(Excerpts from a transcription dataset)
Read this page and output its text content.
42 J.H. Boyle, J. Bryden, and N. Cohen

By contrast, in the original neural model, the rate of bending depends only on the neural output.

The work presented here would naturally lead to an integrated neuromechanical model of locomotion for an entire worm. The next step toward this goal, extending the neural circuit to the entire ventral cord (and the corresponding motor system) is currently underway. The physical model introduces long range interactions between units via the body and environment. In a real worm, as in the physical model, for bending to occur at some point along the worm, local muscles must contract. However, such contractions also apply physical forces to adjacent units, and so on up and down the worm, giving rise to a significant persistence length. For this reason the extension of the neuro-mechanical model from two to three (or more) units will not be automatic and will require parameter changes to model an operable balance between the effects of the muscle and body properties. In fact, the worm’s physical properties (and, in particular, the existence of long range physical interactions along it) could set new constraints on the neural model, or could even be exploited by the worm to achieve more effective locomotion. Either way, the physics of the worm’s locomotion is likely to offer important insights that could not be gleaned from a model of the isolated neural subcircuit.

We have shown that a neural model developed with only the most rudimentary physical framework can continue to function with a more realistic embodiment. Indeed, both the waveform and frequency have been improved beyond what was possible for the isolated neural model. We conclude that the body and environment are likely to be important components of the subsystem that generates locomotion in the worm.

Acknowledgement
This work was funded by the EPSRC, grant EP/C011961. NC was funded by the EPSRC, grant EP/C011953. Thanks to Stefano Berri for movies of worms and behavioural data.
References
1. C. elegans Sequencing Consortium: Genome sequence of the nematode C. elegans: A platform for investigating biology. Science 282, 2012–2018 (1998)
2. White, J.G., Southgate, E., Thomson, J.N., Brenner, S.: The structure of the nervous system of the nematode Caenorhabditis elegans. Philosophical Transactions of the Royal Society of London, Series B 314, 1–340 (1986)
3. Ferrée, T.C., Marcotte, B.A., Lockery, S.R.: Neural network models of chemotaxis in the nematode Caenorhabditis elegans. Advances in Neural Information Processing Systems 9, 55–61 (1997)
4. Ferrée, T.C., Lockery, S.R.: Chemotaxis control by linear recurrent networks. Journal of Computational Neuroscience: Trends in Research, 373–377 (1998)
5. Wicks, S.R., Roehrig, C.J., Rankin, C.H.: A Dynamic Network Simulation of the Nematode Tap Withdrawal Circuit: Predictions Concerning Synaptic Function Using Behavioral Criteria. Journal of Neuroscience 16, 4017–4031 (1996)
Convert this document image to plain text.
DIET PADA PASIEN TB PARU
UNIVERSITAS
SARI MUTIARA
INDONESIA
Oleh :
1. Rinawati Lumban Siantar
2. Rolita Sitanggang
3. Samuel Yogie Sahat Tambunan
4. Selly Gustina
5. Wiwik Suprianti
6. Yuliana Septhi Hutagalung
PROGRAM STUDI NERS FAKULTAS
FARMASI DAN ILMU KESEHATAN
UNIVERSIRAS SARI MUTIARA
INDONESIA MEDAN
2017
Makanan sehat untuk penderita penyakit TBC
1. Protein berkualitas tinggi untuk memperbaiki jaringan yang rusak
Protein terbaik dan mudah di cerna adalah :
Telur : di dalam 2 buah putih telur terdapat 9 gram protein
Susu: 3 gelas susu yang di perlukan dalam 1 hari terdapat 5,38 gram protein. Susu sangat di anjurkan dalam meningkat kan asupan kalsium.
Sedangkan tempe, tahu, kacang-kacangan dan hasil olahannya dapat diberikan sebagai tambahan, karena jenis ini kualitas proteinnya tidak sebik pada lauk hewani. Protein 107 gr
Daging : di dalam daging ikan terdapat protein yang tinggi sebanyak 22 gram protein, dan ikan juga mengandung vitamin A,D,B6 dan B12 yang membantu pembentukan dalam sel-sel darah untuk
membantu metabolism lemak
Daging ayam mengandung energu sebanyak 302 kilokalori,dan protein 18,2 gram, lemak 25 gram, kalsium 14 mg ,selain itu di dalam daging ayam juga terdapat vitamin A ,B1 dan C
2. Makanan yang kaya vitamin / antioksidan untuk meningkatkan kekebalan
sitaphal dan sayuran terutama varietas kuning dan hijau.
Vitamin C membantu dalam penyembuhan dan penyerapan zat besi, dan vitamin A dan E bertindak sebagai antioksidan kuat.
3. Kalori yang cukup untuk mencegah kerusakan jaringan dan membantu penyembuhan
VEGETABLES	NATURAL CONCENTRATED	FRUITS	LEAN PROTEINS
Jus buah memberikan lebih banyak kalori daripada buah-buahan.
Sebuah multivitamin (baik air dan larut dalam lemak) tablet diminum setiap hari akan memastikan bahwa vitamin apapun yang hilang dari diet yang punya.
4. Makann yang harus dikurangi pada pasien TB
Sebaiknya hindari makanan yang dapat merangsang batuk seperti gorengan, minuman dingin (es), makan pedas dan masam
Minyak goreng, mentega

ABOUT THIS EXERCISE.
If a line in the records above contains "untuk", copy that line.

OUTPUT BELOW.
Makanan sehat untuk penderita penyakit TBC
1. Protein berkualitas tinggi untuk memperbaiki jaringan yang rusak
Daging : di dalam daging ikan terdapat protein yang tinggi sebanyak 22 gram protein, dan ikan juga mengandung vitamin A,D,B6 dan B12 yang membantu pembentukan dalam sel-sel darah untuk
2. Makanan yang kaya vitamin / antioksidan untuk meningkatkan kekebalan
3. Kalori yang cukup untuk mencegah kerusakan jaringan dan membantu penyembuhan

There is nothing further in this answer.